Go through the material and pull out every line with the string "железы" in it.

>> start Information supplied

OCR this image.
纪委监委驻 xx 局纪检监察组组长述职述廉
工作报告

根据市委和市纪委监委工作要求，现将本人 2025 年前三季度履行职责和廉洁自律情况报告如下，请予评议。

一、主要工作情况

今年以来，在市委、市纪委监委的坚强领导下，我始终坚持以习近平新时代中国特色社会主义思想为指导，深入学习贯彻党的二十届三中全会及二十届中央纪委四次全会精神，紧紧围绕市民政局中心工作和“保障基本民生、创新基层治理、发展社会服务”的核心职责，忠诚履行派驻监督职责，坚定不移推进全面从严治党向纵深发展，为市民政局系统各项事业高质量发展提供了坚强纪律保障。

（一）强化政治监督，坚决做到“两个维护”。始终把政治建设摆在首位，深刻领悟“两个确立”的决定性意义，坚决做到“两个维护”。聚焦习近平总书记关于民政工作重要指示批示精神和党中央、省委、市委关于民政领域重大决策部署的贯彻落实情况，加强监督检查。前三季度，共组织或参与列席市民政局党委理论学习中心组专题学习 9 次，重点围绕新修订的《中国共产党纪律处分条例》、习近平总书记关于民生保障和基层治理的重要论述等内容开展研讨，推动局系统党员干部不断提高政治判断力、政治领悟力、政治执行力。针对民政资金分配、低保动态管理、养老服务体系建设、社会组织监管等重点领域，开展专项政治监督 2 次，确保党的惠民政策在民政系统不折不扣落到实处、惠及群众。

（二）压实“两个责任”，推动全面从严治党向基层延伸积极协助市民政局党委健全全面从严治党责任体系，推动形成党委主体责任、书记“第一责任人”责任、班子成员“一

>> end Information supplied
>> start Information supplied

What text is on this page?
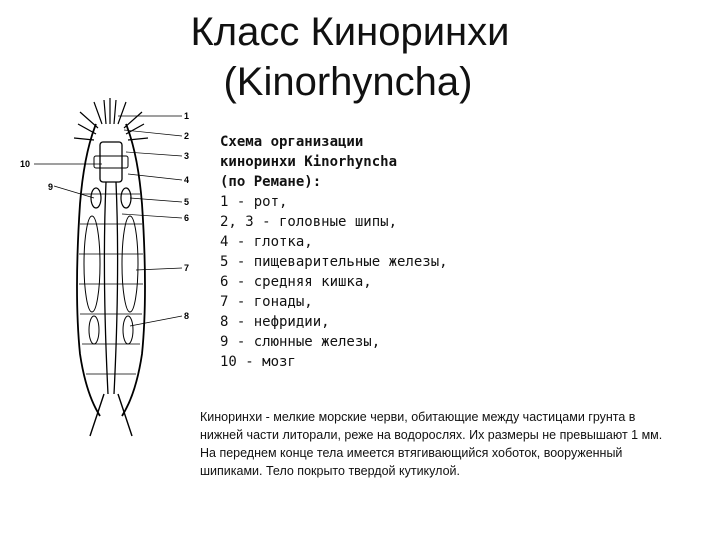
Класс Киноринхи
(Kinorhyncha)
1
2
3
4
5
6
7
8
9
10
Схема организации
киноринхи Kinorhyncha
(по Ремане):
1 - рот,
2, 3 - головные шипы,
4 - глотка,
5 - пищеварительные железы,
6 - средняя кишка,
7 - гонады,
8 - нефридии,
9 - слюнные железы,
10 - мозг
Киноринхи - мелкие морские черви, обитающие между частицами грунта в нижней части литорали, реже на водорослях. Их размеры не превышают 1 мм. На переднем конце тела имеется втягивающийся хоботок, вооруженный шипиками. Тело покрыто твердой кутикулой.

>> end Information supplied
>> start Information supplied

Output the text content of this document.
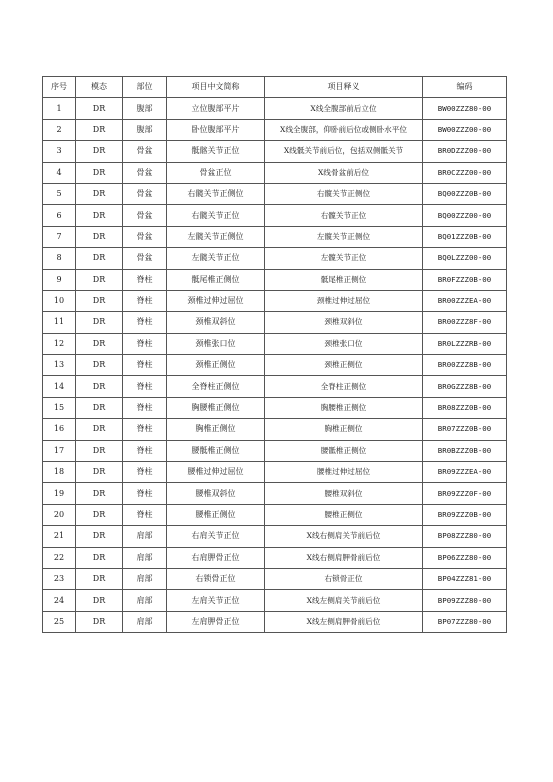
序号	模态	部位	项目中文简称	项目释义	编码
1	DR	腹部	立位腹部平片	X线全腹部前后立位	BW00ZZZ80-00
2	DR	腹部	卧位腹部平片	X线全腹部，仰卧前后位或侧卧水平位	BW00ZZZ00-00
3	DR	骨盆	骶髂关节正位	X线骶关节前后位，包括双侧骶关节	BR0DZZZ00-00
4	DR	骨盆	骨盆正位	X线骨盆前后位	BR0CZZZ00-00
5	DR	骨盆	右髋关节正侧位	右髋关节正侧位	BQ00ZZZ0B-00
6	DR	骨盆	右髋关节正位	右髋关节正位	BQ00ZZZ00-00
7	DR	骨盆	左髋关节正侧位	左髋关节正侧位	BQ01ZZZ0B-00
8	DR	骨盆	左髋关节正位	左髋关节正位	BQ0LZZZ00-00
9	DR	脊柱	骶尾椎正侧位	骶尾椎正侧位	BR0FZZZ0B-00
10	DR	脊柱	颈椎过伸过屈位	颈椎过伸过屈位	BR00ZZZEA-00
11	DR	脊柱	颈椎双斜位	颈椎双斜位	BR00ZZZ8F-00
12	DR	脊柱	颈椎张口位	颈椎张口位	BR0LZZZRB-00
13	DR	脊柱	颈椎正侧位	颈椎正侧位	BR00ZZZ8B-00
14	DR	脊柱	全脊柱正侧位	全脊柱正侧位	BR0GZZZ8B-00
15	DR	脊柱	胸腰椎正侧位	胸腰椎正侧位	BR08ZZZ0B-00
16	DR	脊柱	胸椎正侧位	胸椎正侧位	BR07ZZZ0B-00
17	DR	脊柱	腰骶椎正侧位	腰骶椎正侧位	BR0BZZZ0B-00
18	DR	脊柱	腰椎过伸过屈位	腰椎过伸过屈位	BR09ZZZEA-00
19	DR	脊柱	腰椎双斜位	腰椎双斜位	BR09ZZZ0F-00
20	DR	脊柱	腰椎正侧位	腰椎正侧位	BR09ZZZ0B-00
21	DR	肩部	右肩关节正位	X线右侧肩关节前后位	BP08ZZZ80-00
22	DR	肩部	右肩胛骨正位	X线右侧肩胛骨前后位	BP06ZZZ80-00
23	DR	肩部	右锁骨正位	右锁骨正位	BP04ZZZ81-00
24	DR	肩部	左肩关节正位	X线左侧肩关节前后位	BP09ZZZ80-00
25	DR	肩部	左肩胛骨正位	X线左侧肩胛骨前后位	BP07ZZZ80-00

>> end Information supplied

## [Final result]
5 - пищеварительные железы,
9 - слюнные железы,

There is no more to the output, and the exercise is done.